WHAT THE EXERCISE ASKS:
Looking through the listing that follows, count every line with the string "pathways" and state the number alone.

*** EXTRACTED RECORDS ***

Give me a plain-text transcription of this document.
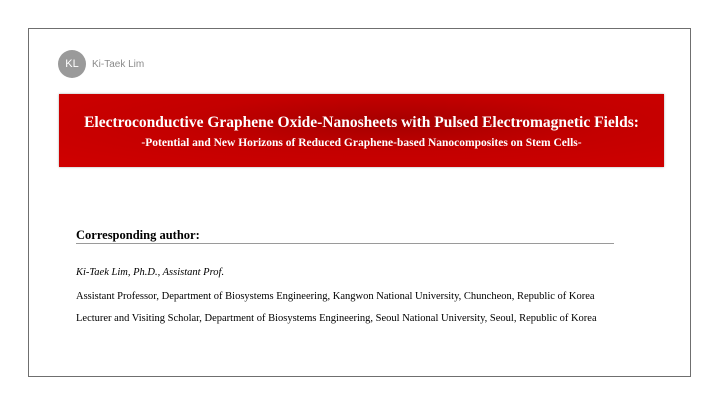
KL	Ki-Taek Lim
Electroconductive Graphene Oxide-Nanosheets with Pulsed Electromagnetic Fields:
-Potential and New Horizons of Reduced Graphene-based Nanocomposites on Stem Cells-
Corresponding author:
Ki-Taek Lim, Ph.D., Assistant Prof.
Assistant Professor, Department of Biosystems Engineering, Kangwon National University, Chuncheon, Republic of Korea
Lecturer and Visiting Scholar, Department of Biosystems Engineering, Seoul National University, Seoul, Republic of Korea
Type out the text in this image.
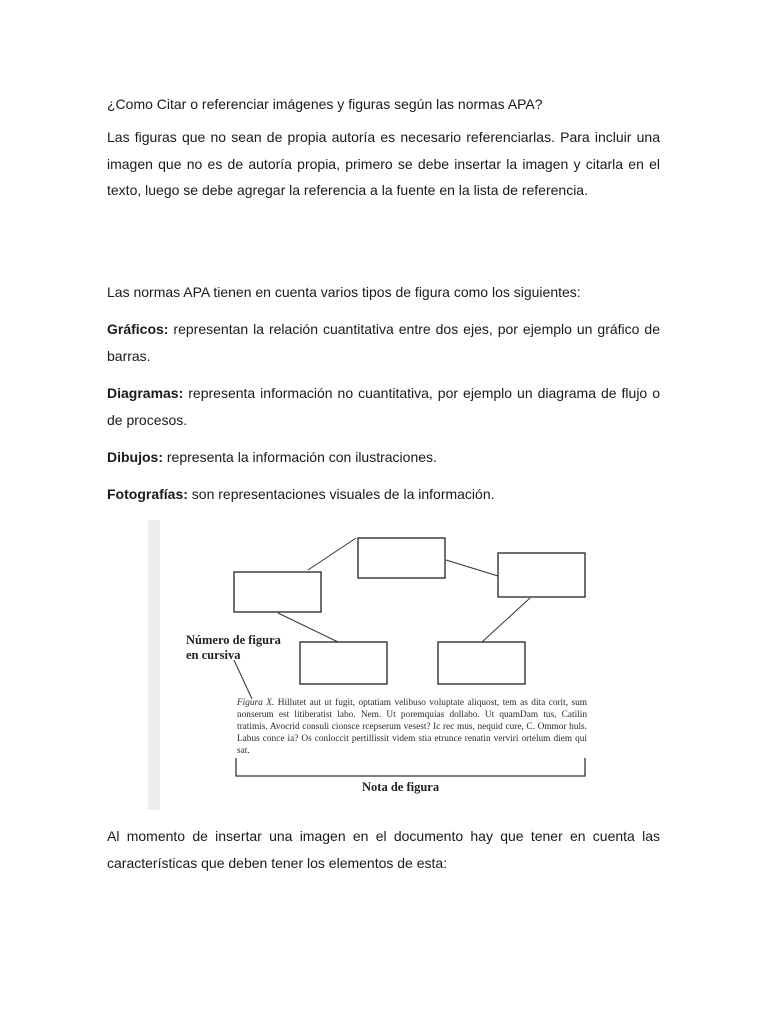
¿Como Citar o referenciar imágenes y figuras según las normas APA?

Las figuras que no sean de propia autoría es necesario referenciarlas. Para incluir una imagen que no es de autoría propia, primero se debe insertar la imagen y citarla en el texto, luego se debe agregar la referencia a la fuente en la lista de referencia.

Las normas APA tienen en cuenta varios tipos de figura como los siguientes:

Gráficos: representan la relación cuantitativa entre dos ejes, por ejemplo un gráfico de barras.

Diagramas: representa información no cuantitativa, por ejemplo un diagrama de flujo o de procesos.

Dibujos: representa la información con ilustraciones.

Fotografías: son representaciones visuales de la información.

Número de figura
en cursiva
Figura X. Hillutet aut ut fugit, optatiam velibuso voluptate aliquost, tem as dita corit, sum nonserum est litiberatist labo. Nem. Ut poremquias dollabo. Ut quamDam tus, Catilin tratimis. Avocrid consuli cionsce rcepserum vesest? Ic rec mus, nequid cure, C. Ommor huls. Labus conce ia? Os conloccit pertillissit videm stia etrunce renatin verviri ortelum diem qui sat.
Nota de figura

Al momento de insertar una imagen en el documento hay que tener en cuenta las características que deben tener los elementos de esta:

*** End of EXTRACTED RECORDS ***
*** EXTRACTED RECORDS ***

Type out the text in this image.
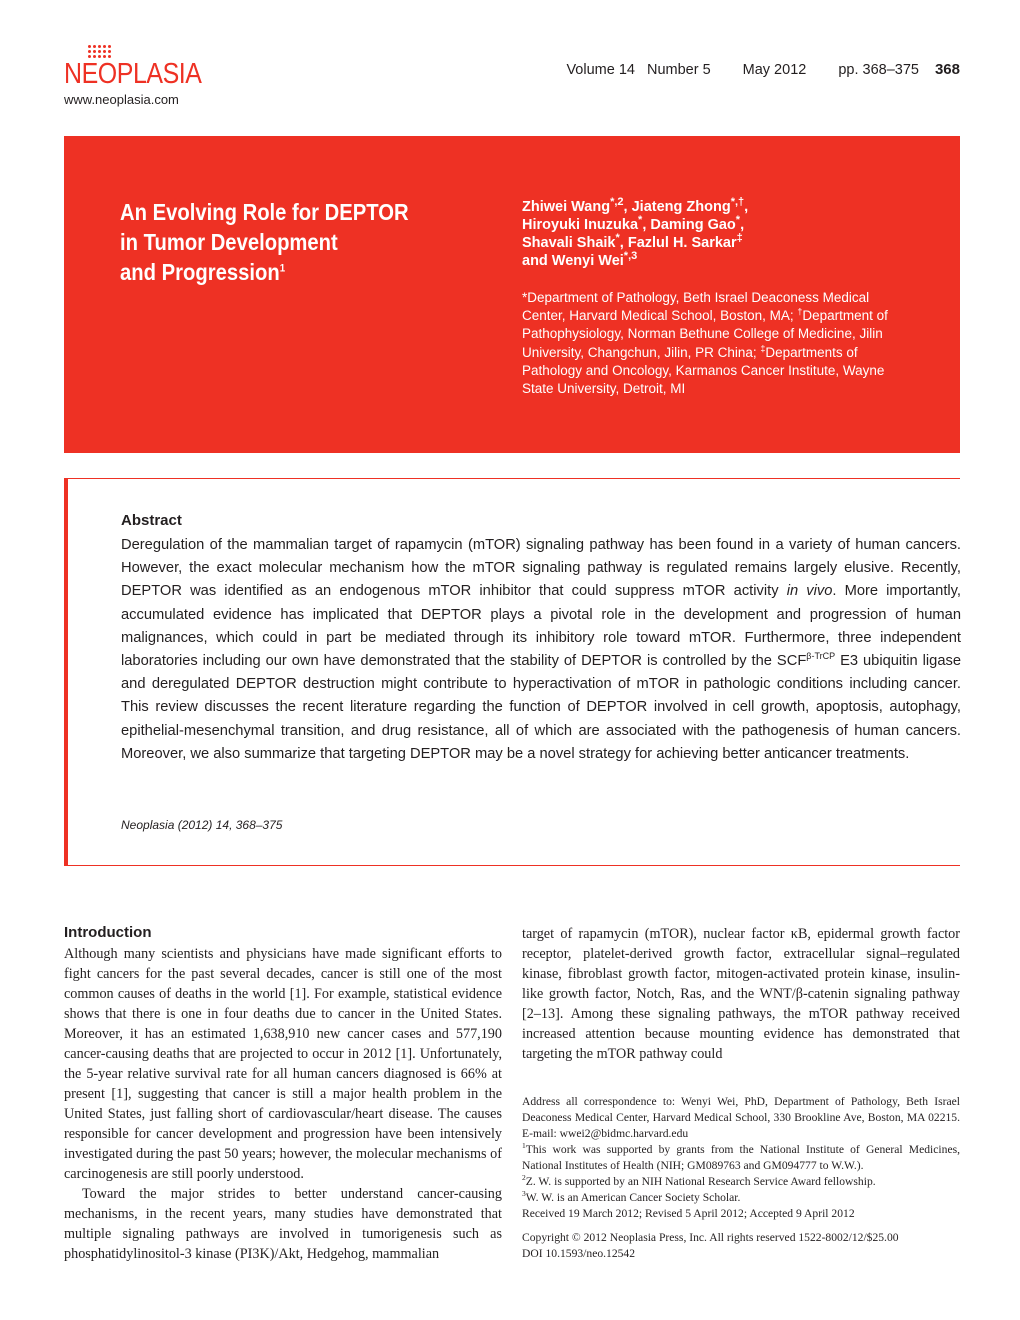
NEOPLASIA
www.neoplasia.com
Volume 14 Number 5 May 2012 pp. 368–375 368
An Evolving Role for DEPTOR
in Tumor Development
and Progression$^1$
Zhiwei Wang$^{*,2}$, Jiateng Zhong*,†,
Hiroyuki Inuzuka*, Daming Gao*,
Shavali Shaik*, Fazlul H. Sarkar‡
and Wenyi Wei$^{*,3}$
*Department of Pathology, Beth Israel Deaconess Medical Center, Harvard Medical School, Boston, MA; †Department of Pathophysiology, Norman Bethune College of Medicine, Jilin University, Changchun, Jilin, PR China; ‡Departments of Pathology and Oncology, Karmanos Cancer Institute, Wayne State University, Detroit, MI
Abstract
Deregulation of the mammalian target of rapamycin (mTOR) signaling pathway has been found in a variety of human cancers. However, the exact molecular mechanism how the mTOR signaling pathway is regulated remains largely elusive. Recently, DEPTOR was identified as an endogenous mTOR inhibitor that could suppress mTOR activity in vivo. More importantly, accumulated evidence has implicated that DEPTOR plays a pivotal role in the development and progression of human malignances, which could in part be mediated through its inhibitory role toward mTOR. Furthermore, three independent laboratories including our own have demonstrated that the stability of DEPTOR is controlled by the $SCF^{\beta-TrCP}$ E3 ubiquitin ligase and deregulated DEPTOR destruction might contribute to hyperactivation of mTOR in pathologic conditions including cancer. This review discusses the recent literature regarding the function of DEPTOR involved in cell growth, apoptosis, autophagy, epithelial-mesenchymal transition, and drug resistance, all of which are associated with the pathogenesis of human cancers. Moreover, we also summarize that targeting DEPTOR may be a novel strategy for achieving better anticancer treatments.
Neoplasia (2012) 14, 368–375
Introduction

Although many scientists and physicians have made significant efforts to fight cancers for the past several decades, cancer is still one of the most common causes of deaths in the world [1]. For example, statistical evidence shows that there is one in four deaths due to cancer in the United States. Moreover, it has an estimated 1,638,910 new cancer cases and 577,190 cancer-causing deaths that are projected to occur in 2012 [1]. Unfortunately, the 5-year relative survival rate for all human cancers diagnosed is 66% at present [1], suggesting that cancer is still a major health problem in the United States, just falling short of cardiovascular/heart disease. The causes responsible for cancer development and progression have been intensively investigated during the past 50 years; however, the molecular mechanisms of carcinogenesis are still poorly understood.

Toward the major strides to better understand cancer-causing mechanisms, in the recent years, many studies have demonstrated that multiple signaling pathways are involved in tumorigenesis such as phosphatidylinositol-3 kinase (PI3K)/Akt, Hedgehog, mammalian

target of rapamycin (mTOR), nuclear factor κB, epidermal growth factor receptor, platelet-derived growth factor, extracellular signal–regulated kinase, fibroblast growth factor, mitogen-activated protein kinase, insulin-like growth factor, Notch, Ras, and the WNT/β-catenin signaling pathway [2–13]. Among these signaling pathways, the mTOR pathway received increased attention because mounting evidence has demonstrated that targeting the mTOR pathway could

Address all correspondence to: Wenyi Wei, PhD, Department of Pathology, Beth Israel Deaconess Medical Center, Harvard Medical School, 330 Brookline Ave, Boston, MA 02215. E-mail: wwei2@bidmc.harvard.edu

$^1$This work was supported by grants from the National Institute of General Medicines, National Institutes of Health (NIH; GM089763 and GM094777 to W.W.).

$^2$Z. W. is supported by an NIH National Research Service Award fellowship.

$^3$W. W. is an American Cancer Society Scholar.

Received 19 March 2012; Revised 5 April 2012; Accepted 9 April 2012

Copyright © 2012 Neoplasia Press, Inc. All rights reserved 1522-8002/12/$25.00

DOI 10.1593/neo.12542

*** End of EXTRACTED RECORDS ***
*** EXTRACTED RECORDS ***

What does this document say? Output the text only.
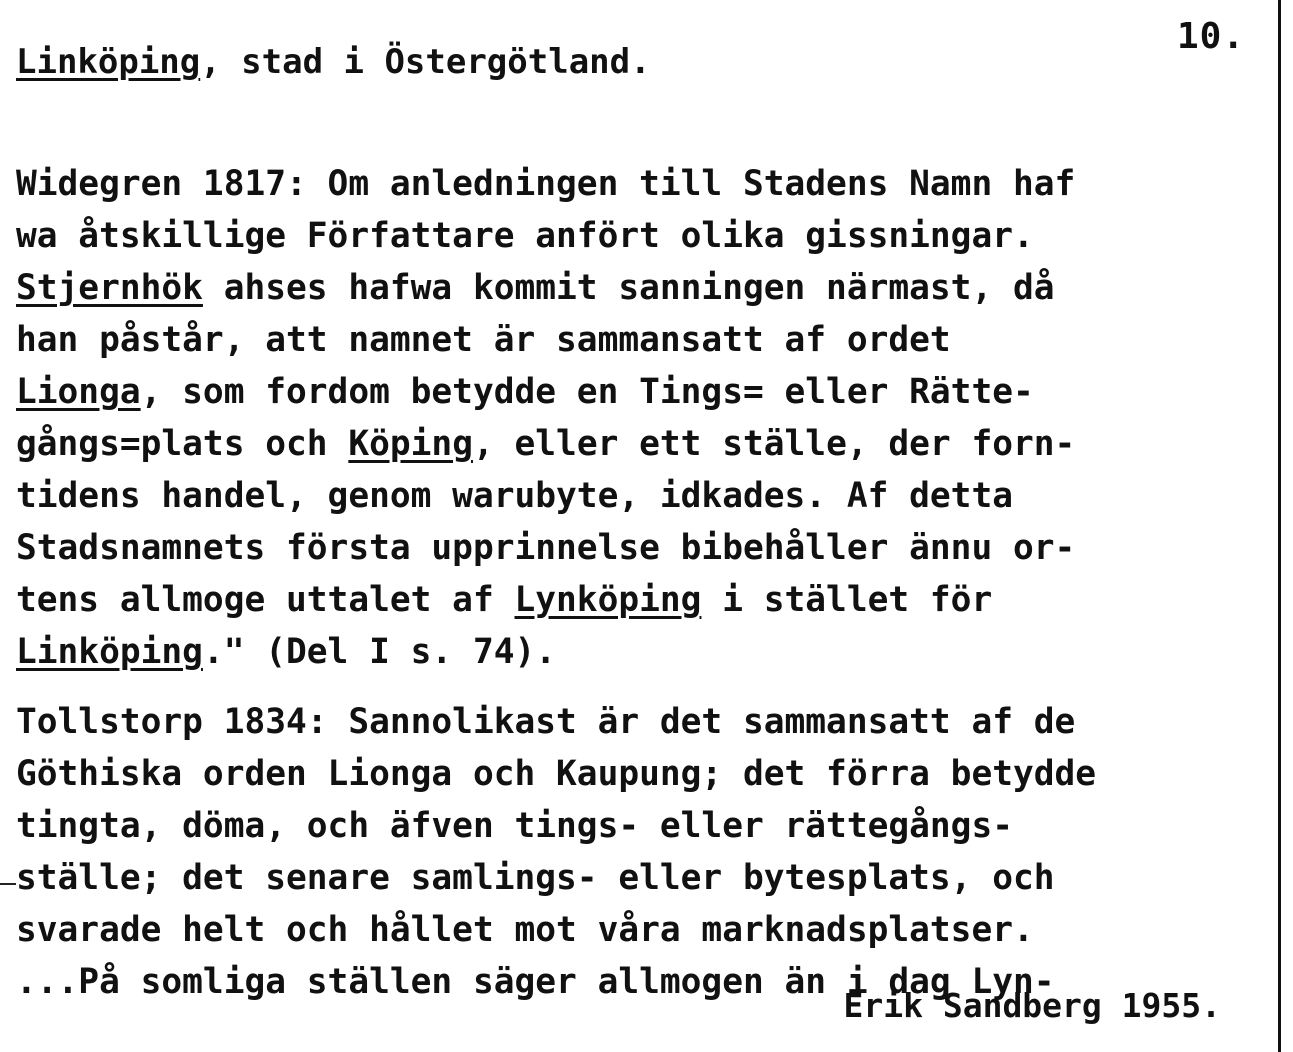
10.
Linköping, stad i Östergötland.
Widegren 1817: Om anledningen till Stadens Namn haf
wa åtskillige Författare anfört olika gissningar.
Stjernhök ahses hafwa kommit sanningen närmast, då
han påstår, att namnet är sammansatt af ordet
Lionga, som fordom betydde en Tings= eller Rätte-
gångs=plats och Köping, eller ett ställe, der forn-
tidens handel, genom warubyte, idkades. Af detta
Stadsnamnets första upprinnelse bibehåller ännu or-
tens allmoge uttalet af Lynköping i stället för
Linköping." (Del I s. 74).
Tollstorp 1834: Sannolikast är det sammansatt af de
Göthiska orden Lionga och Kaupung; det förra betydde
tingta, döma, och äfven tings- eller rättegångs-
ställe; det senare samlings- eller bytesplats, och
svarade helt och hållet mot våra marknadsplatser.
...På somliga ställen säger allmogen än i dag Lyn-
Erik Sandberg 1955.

*** End of EXTRACTED RECORDS ***

OUTPUT FOR THIS EXERCISE:
2